» Исходный текст:
2 февраля 2018Общество
706

Юрий Дмитриев: «И такой то ли стон, то ли шелест ветра: и меня вспомни, и меня, и меня…»

Писатель Сергей Лебедев съездил к освобожденному Дмитриеву в Петрозаводск

текст: Сергей Лебедев
Detailed_picture© Сергей Лебедев

Писатель Сергей Лебедев в сентябре прошлого года написал для Кольты эссе «Дмитриев» о труде и подвиге этого человека. Сейчас по просьбе редакции Лебедев отправился к Дмитриеву, только что освобожденному под подписку о невыезде, домой, в Петрозаводск. Разговор длился больше шести часов.

Я был в этой комнате осенью. Казалось, она пустует уже годы, пустота эта уже настоявшаяся, застарелая. Источник, эпицентр ее, был под столом, там, где стоял системный блок компьютера, изъятый следователями; небольшой провал, к которому вели отсоединенные, ненужные провода.

Теперь на столе стоит новый системник. Часто, настойчиво трезвонит телефон: восстанавливаются связи, возвращаются голоса друзей. Звонит Юрий Бродский, исследователь Соловков, чью книгу о скорбной истории первого острова архипелага ГУЛАГ проверяют на экстремизм. Один Юрий говорит другому Юрию, что поддержит его всеми силами; равно не случайны и дружба двух этих людей, и их преследования.

» Показанные записи:
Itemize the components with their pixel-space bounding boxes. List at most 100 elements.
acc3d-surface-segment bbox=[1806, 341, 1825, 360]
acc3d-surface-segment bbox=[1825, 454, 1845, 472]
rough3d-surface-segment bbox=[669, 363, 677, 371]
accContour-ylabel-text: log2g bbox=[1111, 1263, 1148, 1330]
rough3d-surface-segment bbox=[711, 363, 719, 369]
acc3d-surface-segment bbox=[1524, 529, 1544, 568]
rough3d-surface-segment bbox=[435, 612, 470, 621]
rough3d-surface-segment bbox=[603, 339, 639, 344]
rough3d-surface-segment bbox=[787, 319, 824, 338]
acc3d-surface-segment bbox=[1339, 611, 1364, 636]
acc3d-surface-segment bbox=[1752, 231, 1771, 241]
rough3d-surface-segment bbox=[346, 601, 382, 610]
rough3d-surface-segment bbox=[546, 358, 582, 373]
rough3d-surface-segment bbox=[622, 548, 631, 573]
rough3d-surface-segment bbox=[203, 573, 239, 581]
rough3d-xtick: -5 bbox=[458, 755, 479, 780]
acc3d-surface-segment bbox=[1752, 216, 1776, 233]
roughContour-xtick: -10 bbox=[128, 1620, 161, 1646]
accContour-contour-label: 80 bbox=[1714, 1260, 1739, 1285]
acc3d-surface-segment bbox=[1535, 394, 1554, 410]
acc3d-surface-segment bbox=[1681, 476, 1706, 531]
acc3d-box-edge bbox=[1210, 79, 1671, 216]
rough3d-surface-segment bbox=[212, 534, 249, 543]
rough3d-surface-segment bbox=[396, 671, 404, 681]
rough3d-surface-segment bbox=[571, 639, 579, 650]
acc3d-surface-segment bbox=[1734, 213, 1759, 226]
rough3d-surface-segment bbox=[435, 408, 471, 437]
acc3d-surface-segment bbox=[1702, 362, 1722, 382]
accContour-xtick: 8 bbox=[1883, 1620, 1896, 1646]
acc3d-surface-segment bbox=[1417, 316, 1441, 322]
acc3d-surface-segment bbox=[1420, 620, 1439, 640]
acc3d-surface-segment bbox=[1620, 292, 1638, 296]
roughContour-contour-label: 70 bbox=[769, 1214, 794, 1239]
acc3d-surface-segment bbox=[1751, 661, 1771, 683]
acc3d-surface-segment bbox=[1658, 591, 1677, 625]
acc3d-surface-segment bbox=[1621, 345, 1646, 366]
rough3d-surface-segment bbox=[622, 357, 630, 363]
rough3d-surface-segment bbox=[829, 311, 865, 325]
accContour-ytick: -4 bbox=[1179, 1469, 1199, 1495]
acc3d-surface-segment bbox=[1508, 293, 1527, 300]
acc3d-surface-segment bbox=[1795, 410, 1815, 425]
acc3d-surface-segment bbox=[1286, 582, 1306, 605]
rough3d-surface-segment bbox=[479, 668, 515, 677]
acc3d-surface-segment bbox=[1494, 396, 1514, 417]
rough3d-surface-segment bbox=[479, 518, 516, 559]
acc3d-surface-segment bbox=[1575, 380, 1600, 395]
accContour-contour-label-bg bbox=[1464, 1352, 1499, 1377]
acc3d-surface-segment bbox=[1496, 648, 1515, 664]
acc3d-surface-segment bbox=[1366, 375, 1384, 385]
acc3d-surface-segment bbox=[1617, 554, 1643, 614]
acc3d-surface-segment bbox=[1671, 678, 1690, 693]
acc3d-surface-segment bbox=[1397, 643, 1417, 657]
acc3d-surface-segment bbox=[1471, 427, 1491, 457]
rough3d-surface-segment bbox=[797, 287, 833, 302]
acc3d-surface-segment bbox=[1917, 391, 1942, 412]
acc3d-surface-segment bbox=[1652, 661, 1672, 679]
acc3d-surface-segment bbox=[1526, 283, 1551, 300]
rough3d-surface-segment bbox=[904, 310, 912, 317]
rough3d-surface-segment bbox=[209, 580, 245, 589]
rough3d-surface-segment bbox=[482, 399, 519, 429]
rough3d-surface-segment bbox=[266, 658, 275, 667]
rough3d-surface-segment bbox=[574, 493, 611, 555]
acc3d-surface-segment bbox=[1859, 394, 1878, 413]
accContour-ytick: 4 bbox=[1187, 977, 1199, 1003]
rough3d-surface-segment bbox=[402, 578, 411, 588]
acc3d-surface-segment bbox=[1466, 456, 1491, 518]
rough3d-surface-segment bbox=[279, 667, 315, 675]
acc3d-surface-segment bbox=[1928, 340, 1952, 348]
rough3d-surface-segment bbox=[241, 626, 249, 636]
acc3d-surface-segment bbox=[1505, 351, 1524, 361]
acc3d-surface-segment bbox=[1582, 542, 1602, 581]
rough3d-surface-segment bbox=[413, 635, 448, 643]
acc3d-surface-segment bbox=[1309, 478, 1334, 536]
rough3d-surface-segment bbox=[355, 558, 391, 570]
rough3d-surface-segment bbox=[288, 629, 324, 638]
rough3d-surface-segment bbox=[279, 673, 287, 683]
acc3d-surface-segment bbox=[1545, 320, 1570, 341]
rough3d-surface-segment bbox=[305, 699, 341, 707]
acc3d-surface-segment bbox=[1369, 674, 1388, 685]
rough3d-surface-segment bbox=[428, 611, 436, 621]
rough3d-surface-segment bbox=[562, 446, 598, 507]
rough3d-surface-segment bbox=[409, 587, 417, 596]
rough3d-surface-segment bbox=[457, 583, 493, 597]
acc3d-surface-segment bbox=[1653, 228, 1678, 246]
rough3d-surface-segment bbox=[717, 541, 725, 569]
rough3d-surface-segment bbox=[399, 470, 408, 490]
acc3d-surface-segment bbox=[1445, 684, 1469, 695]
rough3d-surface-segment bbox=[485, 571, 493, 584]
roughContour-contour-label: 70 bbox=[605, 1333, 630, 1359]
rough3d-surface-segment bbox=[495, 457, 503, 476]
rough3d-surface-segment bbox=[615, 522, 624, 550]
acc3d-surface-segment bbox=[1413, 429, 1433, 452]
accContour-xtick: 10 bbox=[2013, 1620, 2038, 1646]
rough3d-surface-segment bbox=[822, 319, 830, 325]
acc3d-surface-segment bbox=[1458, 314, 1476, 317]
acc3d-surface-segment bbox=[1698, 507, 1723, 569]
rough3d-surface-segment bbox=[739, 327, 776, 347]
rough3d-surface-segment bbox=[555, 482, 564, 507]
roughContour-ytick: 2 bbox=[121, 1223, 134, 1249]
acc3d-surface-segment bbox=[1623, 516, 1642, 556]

» Задание:
Перепишите слово в слово весь исходный текст. Работайте только с исходным текстом.

» Выполненное задание:
2 февраля 2018Общество
706

Юрий Дмитриев: «И такой то ли стон, то ли шелест ветра: и меня вспомни, и меня, и меня…»

Писатель Сергей Лебедев съездил к освобожденному Дмитриеву в Петрозаводск

текст: Сергей Лебедев
Detailed_picture© Сергей Лебедев

Писатель Сергей Лебедев в сентябре прошлого года написал для Кольты эссе «Дмитриев» о труде и подвиге этого человека. Сейчас по просьбе редакции Лебедев отправился к Дмитриеву, только что освобожденному под подписку о невыезде, домой, в Петрозаводск. Разговор длился больше шести часов.

Я был в этой комнате осенью. Казалось, она пустует уже годы, пустота эта уже настоявшаяся, застарелая. Источник, эпицентр ее, был под столом, там, где стоял системный блок компьютера, изъятый следователями; небольшой провал, к которому вели отсоединенные, ненужные провода.

Теперь на столе стоит новый системник. Часто, настойчиво трезвонит телефон: восстанавливаются связи, возвращаются голоса друзей. Звонит Юрий Бродский, исследователь Соловков, чью книгу о скорбной истории первого острова архипелага ГУЛАГ проверяют на экстремизм. Один Юрий говорит другому Юрию, что поддержит его всеми силами; равно не случайны и дружба двух этих людей, и их преследования.